Take the material below and retype it in full; pictures are left out.

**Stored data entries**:
◆ ◆ ◆

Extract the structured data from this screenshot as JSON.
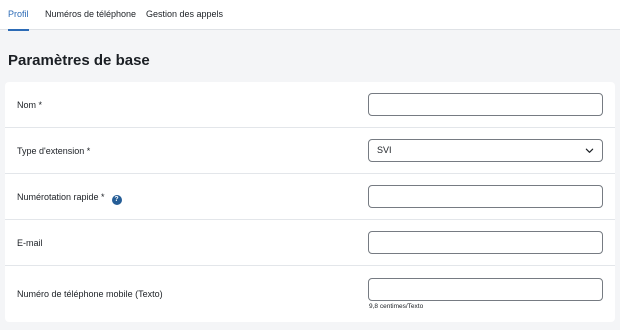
{
  "tabs": [
    {
      "label": "Profil",
      "active": true
    },
    {
      "label": "Numéros de téléphone",
      "active": false
    },
    {
      "label": "Gestion des appels",
      "active": false
    }
  ],
  "section": {
    "title": "Paramètres de base"
  },
  "form": {
    "name": {
      "label": "Nom *",
      "value": ""
    },
    "extension_type": {
      "label": "Type d'extension *",
      "value": "SVI",
      "icon": "chevron-down-icon"
    },
    "speed_dial": {
      "label": "Numérotation rapide *",
      "value": "",
      "help_icon": "?"
    },
    "email": {
      "label": "E-mail",
      "value": ""
    },
    "mobile": {
      "label": "Numéro de téléphone mobile (Texto)",
      "value": "",
      "hint": "9,8 centimes/Texto"
    }
  },
  "colors": {
    "accent": "#2c6bb6",
    "help_icon": "#255d96",
    "background": "#f4f5f7"
  }
}
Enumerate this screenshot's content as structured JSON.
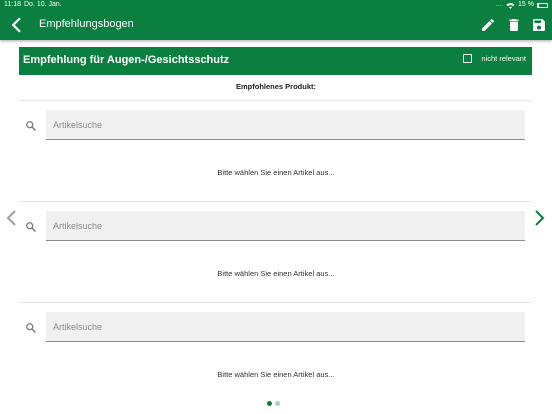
{
  "colors": {
    "brand": "#0a7f3f",
    "arrow_prev": "#9e9e9e",
    "arrow_next": "#0a7f3f"
  },
  "status_bar": {
    "time": "11:18",
    "date": "Do. 10. Jan.",
    "signal_dots": "....",
    "battery_percent": "15 %",
    "battery_level": 0.15
  },
  "app_bar": {
    "back_icon": "chevron-left-icon",
    "title": "Empfehlungsbogen",
    "actions": [
      "pencil-icon",
      "trash-icon",
      "floppy-disk-icon"
    ]
  },
  "section": {
    "title": "Empfehlung für Augen-/Gesichtsschutz",
    "not_relevant_label": "nicht relevant",
    "not_relevant_checked": false
  },
  "recommended_label": "Empfohlenes Produkt:",
  "products": [
    {
      "search_placeholder": "Artikelsuche",
      "search_value": "",
      "hint": "Bitte wählen Sie einen Artikel aus..."
    },
    {
      "search_placeholder": "Artikelsuche",
      "search_value": "",
      "hint": "Bitte wählen Sie einen Artikel aus..."
    },
    {
      "search_placeholder": "Artikelsuche",
      "search_value": "",
      "hint": "Bitte wählen Sie einen Artikel aus..."
    }
  ],
  "pagination": {
    "pages": 2,
    "current": 1
  }
}
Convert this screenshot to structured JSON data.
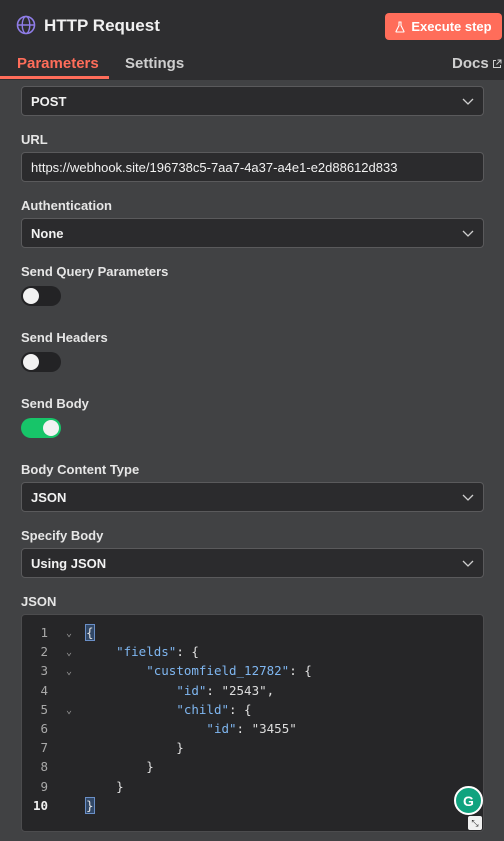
{
  "header": {
    "title": "HTTP Request",
    "execute_label": "Execute step",
    "accent": "#ff6d5a"
  },
  "tabs": {
    "parameters": "Parameters",
    "settings": "Settings",
    "docs": "Docs"
  },
  "fields": {
    "method": {
      "value": "POST"
    },
    "url": {
      "label": "URL",
      "value": "https://webhook.site/196738c5-7aa7-4a37-a4e1-e2d88612d833"
    },
    "authentication": {
      "label": "Authentication",
      "value": "None"
    },
    "send_query": {
      "label": "Send Query Parameters",
      "enabled": false
    },
    "send_headers": {
      "label": "Send Headers",
      "enabled": false
    },
    "send_body": {
      "label": "Send Body",
      "enabled": true
    },
    "body_content_type": {
      "label": "Body Content Type",
      "value": "JSON"
    },
    "specify_body": {
      "label": "Specify Body",
      "value": "Using JSON"
    },
    "json": {
      "label": "JSON"
    }
  },
  "editor": {
    "line_numbers": [
      "1",
      "2",
      "3",
      "4",
      "5",
      "6",
      "7",
      "8",
      "9",
      "10"
    ],
    "active_line": "10",
    "lines": [
      "{",
      "    \"fields\": {",
      "        \"customfield_12782\": {",
      "            \"id\": \"2543\",",
      "            \"child\": {",
      "                \"id\": \"3455\"",
      "            }",
      "        }",
      "    }",
      "}"
    ]
  },
  "toggle_on_color": "#17c569",
  "icons": [
    "globe-icon",
    "flask-icon",
    "external-link-icon",
    "chevron-down-icon",
    "grammarly-icon",
    "resize-icon"
  ]
}
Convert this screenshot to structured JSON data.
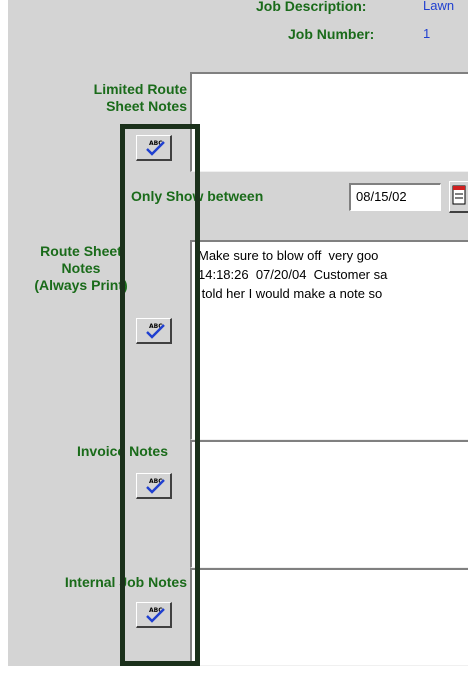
{
  "header": {
    "job_description_label": "Job Description:",
    "job_description_value": "Lawn",
    "job_number_label": "Job Number:",
    "job_number_value": "1"
  },
  "sections": {
    "limited_route": {
      "label": "Limited Route\nSheet Notes",
      "text": ""
    },
    "only_show": {
      "label": "Only Show between",
      "date": "08/15/02"
    },
    "route_sheet": {
      "label": "Route Sheet\nNotes\n(Always Print)",
      "text": "Make sure to blow off  very goo\n14:18:26  07/20/04  Customer sa\n told her I would make a note so"
    },
    "invoice": {
      "label": "Invoice Notes",
      "text": ""
    },
    "internal_job": {
      "label": "Internal Job Notes",
      "text": ""
    }
  },
  "spell_check_icon": "spell-check-icon",
  "calendar_icon": "calendar-icon",
  "colors": {
    "label_green": "#1a6b1a",
    "value_blue": "#1f3fd0",
    "highlight": "#1b301b",
    "panel_gray": "#d4d4d4"
  }
}
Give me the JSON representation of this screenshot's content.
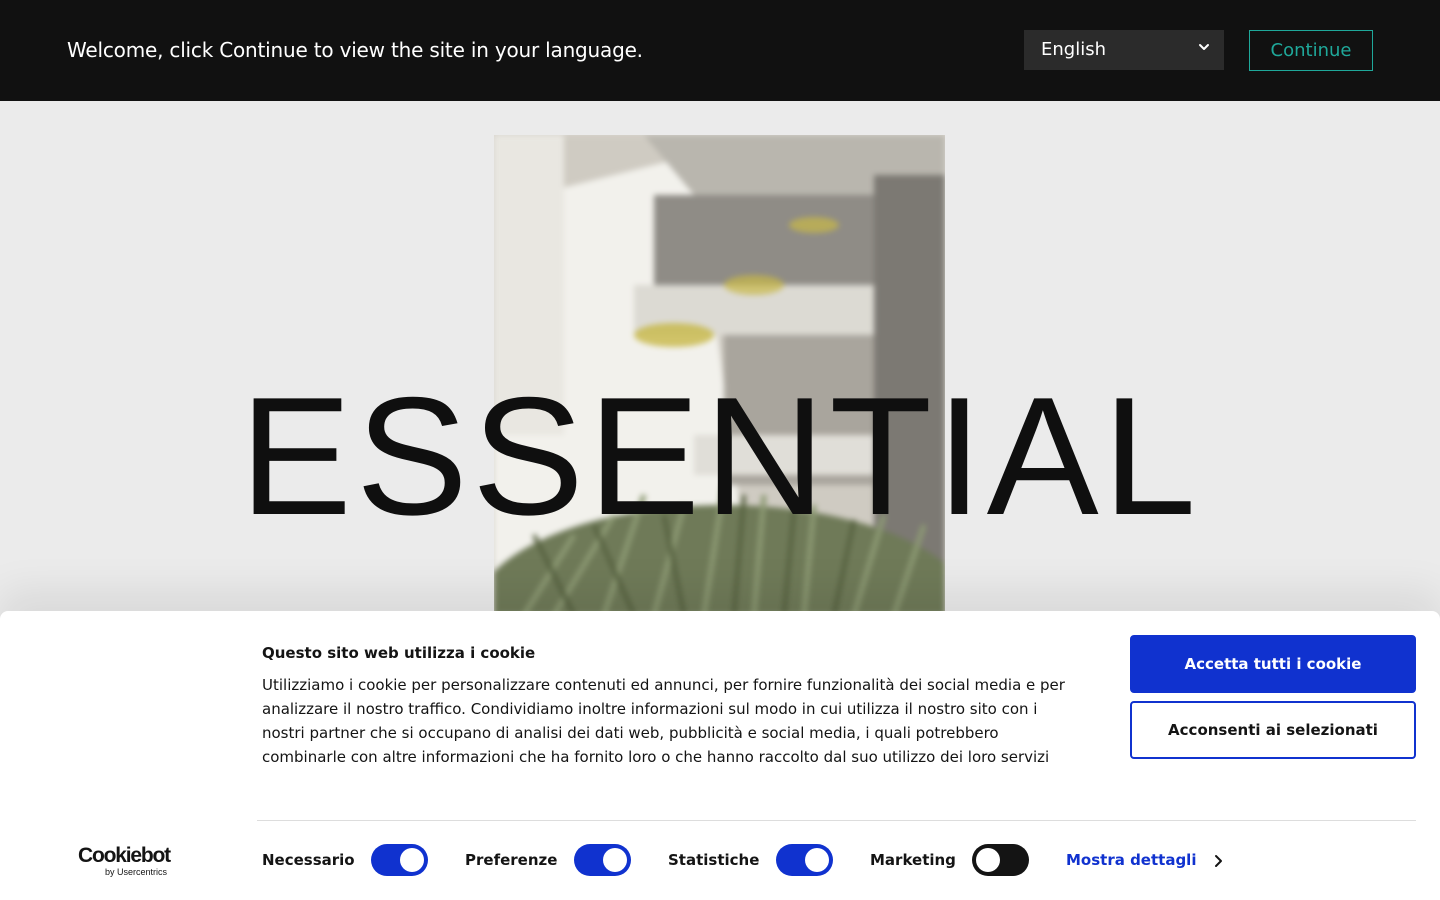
{
  "language_banner": {
    "message": "Welcome, click Continue to view the site in your language.",
    "selected_language": "English",
    "continue_label": "Continue"
  },
  "hero": {
    "title": "ESSENTIAL"
  },
  "cookie_banner": {
    "title": "Questo sito web utilizza i cookie",
    "body": "Utilizziamo i cookie per personalizzare contenuti ed annunci, per fornire funzionalità dei social media e per analizzare il nostro traffico. Condividiamo inoltre informazioni sul modo in cui utilizza il nostro sito con i nostri partner che si occupano di analisi dei dati web, pubblicità e social media, i quali potrebbero combinarle con altre informazioni che ha fornito loro o che hanno raccolto dal suo utilizzo dei loro servizi",
    "accept_all_label": "Accetta tutti i cookie",
    "allow_selected_label": "Acconsenti ai selezionati",
    "brand_main": "Cookiebot",
    "brand_sub": "by Usercentrics",
    "toggles": [
      {
        "label": "Necessario",
        "on": true
      },
      {
        "label": "Preferenze",
        "on": true
      },
      {
        "label": "Statistiche",
        "on": true
      },
      {
        "label": "Marketing",
        "on": false
      }
    ],
    "details_label": "Mostra dettagli"
  },
  "colors": {
    "accent_blue": "#1032cf",
    "continue_teal": "#1fa89a",
    "banner_bg": "#111111",
    "page_bg": "#ebebeb"
  },
  "icons": [
    "chevron-down-icon",
    "chevron-right-icon",
    "cookiebot-logo"
  ]
}
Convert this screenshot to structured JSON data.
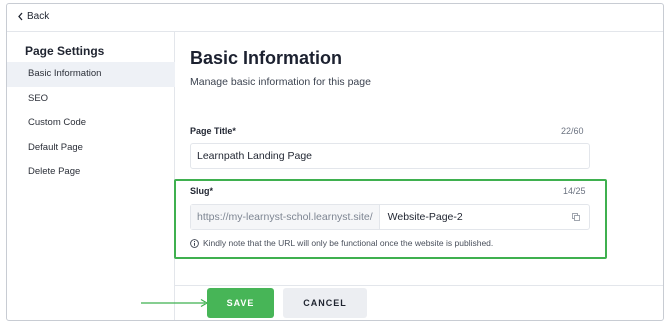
{
  "topbar": {
    "back_label": "Back"
  },
  "sidebar": {
    "title": "Page Settings",
    "items": [
      {
        "label": "Basic Information",
        "active": true
      },
      {
        "label": "SEO",
        "active": false
      },
      {
        "label": "Custom Code",
        "active": false
      },
      {
        "label": "Default Page",
        "active": false
      },
      {
        "label": "Delete Page",
        "active": false
      }
    ]
  },
  "main": {
    "title": "Basic Information",
    "subtitle": "Manage basic information for this page",
    "page_title_field": {
      "label": "Page Title*",
      "counter": "22/60",
      "value": "Learnpath Landing Page"
    },
    "slug_field": {
      "label": "Slug*",
      "counter": "14/25",
      "prefix": "https://my-learnyst-schol.learnyst.site/",
      "value": "Website-Page-2",
      "note": "Kindly note that the URL will only be functional once the website is published."
    }
  },
  "buttons": {
    "save": "SAVE",
    "cancel": "CANCEL"
  },
  "colors": {
    "accent_green": "#47b557",
    "highlight_border": "#3fb04f",
    "active_nav_bg": "#eef1f6"
  },
  "icons": [
    "chevron-left-icon",
    "copy-icon",
    "info-icon",
    "arrow-right-icon"
  ]
}
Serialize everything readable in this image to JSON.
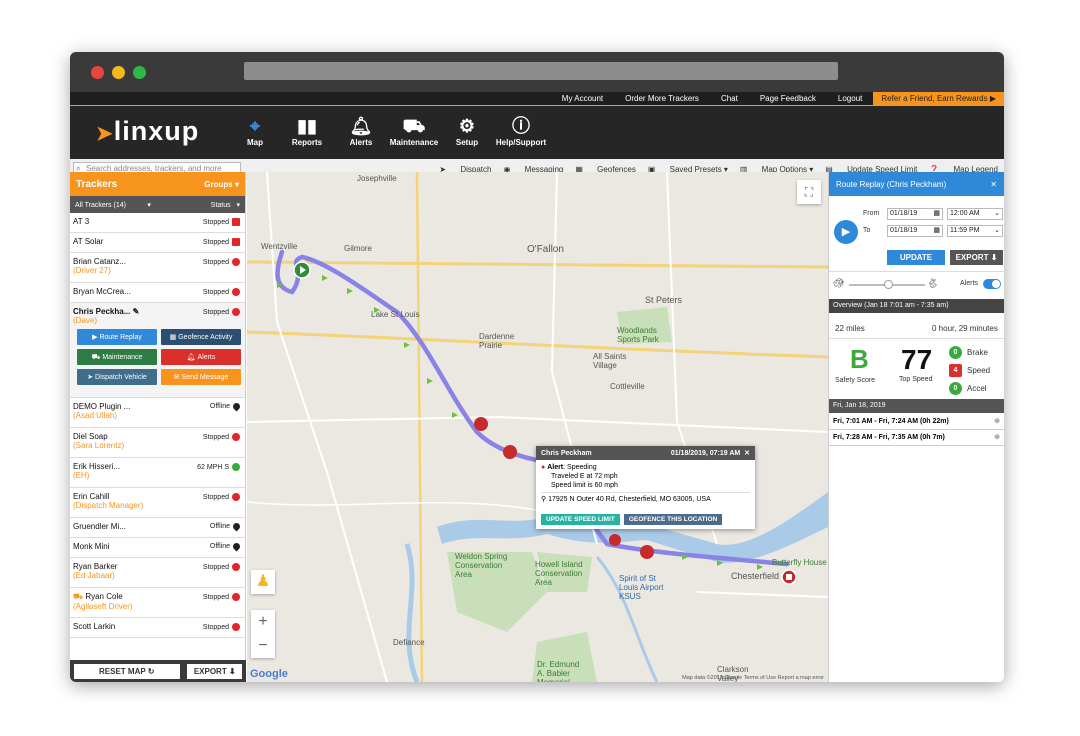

◆ ◆ ◆

**Completed exercise**:
Extract the structured data from this screenshot as JSON.
{
  "tabs": [
    {
      "label": "Profil",
      "active": true
    },
    {
      "label": "Numéros de téléphone",
      "active": false
    },
    {
      "label": "Gestion des appels",
      "active": false
    }
  ],
  "section": {
    "title": "Paramètres de base"
  },
  "form": {
    "name": {
      "label": "Nom *",
      "value": ""
    },
    "extension_type": {
      "label": "Type d'extension *",
      "value": "SVI",
      "icon": "chevron-down-icon"
    },
    "speed_dial": {
      "label": "Numérotation rapide *",
      "value": "",
      "help_icon": "?"
    },
    "email": {
      "label": "E-mail",
      "value": ""
    },
    "mobile": {
      "label": "Numéro de téléphone mobile (Texto)",
      "value": "",
      "hint": "9,8 centimes/Texto"
    }
  },
  "colors": {
    "accent": "#2c6bb6",
    "help_icon": "#255d96",
    "background": "#f4f5f7"
  }
}
Enumerate this screenshot's content as structured JSON.
{
  "colors": {
    "brand": "#0a7f3f",
    "arrow_prev": "#9e9e9e",
    "arrow_next": "#0a7f3f"
  },
  "status_bar": {
    "time": "11:18",
    "date": "Do. 10. Jan.",
    "signal_dots": "....",
    "battery_percent": "15 %",
    "battery_level": 0.15
  },
  "app_bar": {
    "back_icon": "chevron-left-icon",
    "title": "Empfehlungsbogen",
    "actions": [
      "pencil-icon",
      "trash-icon",
      "floppy-disk-icon"
    ]
  },
  "section": {
    "title": "Empfehlung für Augen-/Gesichtsschutz",
    "not_relevant_label": "nicht relevant",
    "not_relevant_checked": false
  },
  "recommended_label": "Empfohlenes Produkt:",
  "products": [
    {
      "search_placeholder": "Artikelsuche",
      "search_value": "",
      "hint": "Bitte wählen Sie einen Artikel aus..."
    },
    {
      "search_placeholder": "Artikelsuche",
      "search_value": "",
      "hint": "Bitte wählen Sie einen Artikel aus..."
    },
    {
      "search_placeholder": "Artikelsuche",
      "search_value": "",
      "hint": "Bitte wählen Sie einen Artikel aus..."
    }
  ],
  "pagination": {
    "pages": 2,
    "current": 1
  }
}
Convert this screenshot to structured JSON data.
{
  "header": {
    "title": "HTTP Request",
    "execute_label": "Execute step",
    "accent": "#ff6d5a"
  },
  "tabs": {
    "parameters": "Parameters",
    "settings": "Settings",
    "docs": "Docs"
  },
  "fields": {
    "method": {
      "value": "POST"
    },
    "url": {
      "label": "URL",
      "value": "https://webhook.site/196738c5-7aa7-4a37-a4e1-e2d88612d833"
    },
    "authentication": {
      "label": "Authentication",
      "value": "None"
    },
    "send_query": {
      "label": "Send Query Parameters",
      "enabled": false
    },
    "send_headers": {
      "label": "Send Headers",
      "enabled": false
    },
    "send_body": {
      "label": "Send Body",
      "enabled": true
    },
    "body_content_type": {
      "label": "Body Content Type",
      "value": "JSON"
    },
    "specify_body": {
      "label": "Specify Body",
      "value": "Using JSON"
    },
    "json": {
      "label": "JSON"
    }
  },
  "editor": {
    "line_numbers": [
      "1",
      "2",
      "3",
      "4",
      "5",
      "6",
      "7",
      "8",
      "9",
      "10"
    ],
    "active_line": "10",
    "lines": [
      "{",
      "    \"fields\": {",
      "        \"customfield_12782\": {",
      "            \"id\": \"2543\",",
      "            \"child\": {",
      "                \"id\": \"3455\"",
      "            }",
      "        }",
      "    }",
      "}"
    ]
  },
  "toggle_on_color": "#17c569",
  "icons": [
    "globe-icon",
    "flask-icon",
    "external-link-icon",
    "chevron-down-icon",
    "grammarly-icon",
    "resize-icon"
  ]
}
Convert this screenshot to structured JSON data.
{
  "header": {
    "job_description_label": "Job Description:",
    "job_description_value": "Lawn",
    "job_number_label": "Job Number:",
    "job_number_value": "1"
  },
  "sections": {
    "limited_route": {
      "label": "Limited Route\nSheet Notes",
      "text": ""
    },
    "only_show": {
      "label": "Only Show between",
      "date": "08/15/02"
    },
    "route_sheet": {
      "label": "Route Sheet\nNotes\n(Always Print)",
      "text": "Make sure to blow off  very goo\n14:18:26  07/20/04  Customer sa\n told her I would make a note so"
    },
    "invoice": {
      "label": "Invoice Notes",
      "text": ""
    },
    "internal_job": {
      "label": "Internal Job Notes",
      "text": ""
    }
  },
  "spell_check_icon": "spell-check-icon",
  "calendar_icon": "calendar-icon",
  "colors": {
    "label_green": "#1a6b1a",
    "value_blue": "#1f3fd0",
    "highlight": "#1b301b",
    "panel_gray": "#d4d4d4"
  }
}
Give me the JSON representation of this screenshot's content.
{
  "language_banner": {
    "message": "Welcome, click Continue to view the site in your language.",
    "selected_language": "English",
    "continue_label": "Continue"
  },
  "hero": {
    "title": "ESSENTIAL"
  },
  "cookie_banner": {
    "title": "Questo sito web utilizza i cookie",
    "body": "Utilizziamo i cookie per personalizzare contenuti ed annunci, per fornire funzionalità dei social media e per analizzare il nostro traffico. Condividiamo inoltre informazioni sul modo in cui utilizza il nostro sito con i nostri partner che si occupano di analisi dei dati web, pubblicità e social media, i quali potrebbero combinarle con altre informazioni che ha fornito loro o che hanno raccolto dal suo utilizzo dei loro servizi",
    "accept_all_label": "Accetta tutti i cookie",
    "allow_selected_label": "Acconsenti ai selezionati",
    "brand_main": "Cookiebot",
    "brand_sub": "by Usercentrics",
    "toggles": [
      {
        "label": "Necessario",
        "on": true
      },
      {
        "label": "Preferenze",
        "on": true
      },
      {
        "label": "Statistiche",
        "on": true
      },
      {
        "label": "Marketing",
        "on": false
      }
    ],
    "details_label": "Mostra dettagli"
  },
  "colors": {
    "accent_blue": "#1032cf",
    "continue_teal": "#1fa89a",
    "banner_bg": "#111111",
    "page_bg": "#ebebeb"
  },
  "icons": [
    "chevron-down-icon",
    "chevron-right-icon",
    "cookiebot-logo"
  ]
}
Convert this screenshot to structured JSON data.
{
  "topbar": {
    "back_label": "Back"
  },
  "sidebar": {
    "title": "Page Settings",
    "items": [
      {
        "label": "Basic Information",
        "active": true
      },
      {
        "label": "SEO",
        "active": false
      },
      {
        "label": "Custom Code",
        "active": false
      },
      {
        "label": "Default Page",
        "active": false
      },
      {
        "label": "Delete Page",
        "active": false
      }
    ]
  },
  "main": {
    "title": "Basic Information",
    "subtitle": "Manage basic information for this page",
    "page_title_field": {
      "label": "Page Title*",
      "counter": "22/60",
      "value": "Learnpath Landing Page"
    },
    "slug_field": {
      "label": "Slug*",
      "counter": "14/25",
      "prefix": "https://my-learnyst-schol.learnyst.site/",
      "value": "Website-Page-2",
      "note": "Kindly note that the URL will only be functional once the website is published."
    }
  },
  "buttons": {
    "save": "SAVE",
    "cancel": "CANCEL"
  },
  "colors": {
    "accent_green": "#47b557",
    "highlight_border": "#3fb04f",
    "active_nav_bg": "#eef1f6"
  },
  "icons": [
    "chevron-left-icon",
    "copy-icon",
    "info-icon",
    "arrow-right-icon"
  ]
}
Serialize everything readable in this image to JSON.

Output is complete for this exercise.